:: Source data ::
** BEGIN **

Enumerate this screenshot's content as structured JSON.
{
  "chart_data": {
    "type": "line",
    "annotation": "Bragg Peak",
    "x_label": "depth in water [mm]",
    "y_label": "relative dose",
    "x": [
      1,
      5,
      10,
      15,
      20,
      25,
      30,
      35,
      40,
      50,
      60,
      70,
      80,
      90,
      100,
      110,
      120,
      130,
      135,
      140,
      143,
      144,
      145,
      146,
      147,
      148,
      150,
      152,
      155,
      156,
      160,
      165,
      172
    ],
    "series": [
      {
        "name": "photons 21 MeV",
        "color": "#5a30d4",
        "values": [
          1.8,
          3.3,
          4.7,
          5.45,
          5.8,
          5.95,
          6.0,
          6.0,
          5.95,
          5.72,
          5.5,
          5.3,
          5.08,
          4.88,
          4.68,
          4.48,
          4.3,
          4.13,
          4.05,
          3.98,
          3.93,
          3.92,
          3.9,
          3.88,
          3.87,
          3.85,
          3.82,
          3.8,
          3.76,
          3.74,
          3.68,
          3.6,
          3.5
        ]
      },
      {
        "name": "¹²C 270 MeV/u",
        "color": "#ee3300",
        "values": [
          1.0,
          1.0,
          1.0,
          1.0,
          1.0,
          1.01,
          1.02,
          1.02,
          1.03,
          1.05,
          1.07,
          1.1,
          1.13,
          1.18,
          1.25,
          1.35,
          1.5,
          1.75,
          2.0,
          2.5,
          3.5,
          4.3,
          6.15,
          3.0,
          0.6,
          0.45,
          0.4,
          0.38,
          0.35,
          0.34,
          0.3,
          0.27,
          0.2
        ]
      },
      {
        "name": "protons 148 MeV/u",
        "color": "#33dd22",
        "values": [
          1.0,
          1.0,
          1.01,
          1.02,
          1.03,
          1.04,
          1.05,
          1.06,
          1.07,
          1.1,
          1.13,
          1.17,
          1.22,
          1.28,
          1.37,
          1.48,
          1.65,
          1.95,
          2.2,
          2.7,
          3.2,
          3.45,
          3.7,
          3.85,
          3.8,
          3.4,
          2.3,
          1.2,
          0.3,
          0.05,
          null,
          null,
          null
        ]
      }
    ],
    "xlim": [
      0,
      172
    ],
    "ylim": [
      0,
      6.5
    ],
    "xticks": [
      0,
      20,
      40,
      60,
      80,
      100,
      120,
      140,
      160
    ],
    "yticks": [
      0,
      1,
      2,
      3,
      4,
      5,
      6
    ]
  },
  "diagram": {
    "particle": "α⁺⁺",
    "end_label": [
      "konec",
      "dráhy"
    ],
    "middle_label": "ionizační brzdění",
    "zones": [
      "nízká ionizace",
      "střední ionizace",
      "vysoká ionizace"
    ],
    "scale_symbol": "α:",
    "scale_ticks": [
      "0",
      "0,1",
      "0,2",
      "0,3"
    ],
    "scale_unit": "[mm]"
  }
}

** END **

Find the word "color" in the data and show each line that holds it.

        "color": "#5a30d4",
        "color": "#ee3300",
        "color": "#33dd22",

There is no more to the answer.